WRITTEN REQUEST:
Look through the material below and count the lines with the string "Preview". Report only the count.
┌──
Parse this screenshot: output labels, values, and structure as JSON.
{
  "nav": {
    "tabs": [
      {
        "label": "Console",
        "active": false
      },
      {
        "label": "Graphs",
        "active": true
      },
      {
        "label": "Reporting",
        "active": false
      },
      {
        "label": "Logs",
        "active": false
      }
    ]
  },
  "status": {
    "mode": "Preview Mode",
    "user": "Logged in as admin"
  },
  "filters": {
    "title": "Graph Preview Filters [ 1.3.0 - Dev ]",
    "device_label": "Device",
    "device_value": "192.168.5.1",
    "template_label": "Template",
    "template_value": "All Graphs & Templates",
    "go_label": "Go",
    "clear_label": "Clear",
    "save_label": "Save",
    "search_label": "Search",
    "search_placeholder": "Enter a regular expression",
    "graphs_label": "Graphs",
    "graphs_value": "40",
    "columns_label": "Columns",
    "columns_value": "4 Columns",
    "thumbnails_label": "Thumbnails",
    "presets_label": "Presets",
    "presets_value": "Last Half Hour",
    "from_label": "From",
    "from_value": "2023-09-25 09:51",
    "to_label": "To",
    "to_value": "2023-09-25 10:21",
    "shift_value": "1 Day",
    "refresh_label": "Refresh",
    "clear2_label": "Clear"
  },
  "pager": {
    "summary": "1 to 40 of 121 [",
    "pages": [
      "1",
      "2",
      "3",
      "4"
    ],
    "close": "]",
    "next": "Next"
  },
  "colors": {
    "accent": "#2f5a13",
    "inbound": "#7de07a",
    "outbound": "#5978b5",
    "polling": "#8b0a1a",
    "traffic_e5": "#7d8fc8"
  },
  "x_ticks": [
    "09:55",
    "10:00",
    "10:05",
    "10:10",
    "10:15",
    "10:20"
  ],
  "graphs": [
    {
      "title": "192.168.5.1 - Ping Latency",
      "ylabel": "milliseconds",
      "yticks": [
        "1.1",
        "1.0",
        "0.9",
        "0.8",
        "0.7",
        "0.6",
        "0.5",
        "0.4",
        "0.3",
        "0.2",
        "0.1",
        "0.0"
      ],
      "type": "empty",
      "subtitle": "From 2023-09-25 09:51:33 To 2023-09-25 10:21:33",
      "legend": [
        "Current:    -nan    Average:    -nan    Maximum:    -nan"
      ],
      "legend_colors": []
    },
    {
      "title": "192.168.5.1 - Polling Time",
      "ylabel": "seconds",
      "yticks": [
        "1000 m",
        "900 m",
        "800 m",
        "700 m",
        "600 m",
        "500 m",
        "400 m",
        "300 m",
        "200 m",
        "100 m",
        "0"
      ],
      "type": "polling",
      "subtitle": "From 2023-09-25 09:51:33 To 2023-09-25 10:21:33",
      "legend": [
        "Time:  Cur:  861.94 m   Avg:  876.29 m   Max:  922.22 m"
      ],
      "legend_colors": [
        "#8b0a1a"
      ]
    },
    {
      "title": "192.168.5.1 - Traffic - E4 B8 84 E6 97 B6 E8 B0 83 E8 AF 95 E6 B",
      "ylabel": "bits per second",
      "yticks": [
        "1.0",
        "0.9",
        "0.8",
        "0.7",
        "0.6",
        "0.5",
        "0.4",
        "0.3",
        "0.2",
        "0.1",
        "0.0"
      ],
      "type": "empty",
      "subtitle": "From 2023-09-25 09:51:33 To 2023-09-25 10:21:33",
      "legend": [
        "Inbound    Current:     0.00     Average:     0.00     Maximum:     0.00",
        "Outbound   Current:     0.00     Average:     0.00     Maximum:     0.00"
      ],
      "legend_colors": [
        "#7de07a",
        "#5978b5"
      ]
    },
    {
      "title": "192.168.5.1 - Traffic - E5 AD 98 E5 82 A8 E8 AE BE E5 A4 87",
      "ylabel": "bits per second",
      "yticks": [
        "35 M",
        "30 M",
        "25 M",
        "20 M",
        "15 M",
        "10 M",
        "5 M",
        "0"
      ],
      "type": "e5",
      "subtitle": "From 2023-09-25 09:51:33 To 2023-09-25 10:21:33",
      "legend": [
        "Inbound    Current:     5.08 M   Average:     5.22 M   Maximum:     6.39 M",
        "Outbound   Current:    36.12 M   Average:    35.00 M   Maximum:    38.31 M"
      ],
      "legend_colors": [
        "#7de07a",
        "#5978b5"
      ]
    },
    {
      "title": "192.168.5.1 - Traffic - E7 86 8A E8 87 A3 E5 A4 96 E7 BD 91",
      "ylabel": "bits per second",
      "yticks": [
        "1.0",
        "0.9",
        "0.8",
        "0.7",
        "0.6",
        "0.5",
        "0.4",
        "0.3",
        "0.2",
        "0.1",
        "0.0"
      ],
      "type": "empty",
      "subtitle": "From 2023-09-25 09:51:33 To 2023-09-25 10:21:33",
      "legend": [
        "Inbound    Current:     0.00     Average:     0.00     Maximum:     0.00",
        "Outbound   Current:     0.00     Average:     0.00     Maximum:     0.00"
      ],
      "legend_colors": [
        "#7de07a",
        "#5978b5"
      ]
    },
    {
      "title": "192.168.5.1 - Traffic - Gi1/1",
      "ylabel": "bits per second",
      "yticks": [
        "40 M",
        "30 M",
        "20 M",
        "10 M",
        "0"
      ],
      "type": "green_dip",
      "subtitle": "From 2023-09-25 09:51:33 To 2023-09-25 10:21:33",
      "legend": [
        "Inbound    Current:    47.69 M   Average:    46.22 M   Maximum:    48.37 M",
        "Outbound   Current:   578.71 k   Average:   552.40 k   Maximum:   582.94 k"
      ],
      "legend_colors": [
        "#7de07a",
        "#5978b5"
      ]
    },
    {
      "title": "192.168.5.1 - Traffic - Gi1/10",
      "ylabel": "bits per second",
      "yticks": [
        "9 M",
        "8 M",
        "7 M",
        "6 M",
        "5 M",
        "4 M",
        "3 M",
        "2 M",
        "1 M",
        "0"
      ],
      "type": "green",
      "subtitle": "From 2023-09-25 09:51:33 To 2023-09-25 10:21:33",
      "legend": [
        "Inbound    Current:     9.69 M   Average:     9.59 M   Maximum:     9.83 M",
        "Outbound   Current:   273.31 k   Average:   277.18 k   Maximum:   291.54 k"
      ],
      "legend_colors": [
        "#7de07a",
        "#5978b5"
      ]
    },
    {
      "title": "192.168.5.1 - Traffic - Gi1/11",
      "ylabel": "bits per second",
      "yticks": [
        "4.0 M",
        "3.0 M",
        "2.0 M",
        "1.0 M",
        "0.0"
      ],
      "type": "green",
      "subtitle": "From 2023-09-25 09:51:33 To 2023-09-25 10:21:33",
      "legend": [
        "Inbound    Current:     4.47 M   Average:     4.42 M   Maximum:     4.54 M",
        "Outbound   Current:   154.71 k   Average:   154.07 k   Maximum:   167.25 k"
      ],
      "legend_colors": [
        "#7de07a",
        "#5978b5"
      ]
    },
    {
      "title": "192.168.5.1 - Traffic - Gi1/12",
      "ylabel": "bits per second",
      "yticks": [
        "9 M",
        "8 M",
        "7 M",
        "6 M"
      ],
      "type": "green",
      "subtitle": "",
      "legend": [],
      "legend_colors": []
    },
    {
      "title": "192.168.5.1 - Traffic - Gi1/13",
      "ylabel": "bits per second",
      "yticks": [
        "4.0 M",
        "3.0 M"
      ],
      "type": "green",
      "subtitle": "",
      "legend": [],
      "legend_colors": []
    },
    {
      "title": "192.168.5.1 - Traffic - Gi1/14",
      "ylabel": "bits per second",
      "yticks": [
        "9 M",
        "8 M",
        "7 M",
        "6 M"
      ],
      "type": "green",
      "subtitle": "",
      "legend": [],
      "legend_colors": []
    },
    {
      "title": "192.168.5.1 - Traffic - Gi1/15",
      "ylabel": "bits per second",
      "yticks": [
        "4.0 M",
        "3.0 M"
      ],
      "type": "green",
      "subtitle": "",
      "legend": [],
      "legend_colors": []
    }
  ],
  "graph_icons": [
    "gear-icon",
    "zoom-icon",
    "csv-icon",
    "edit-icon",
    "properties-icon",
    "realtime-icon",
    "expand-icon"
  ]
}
└──
TASK OUTPUT:
2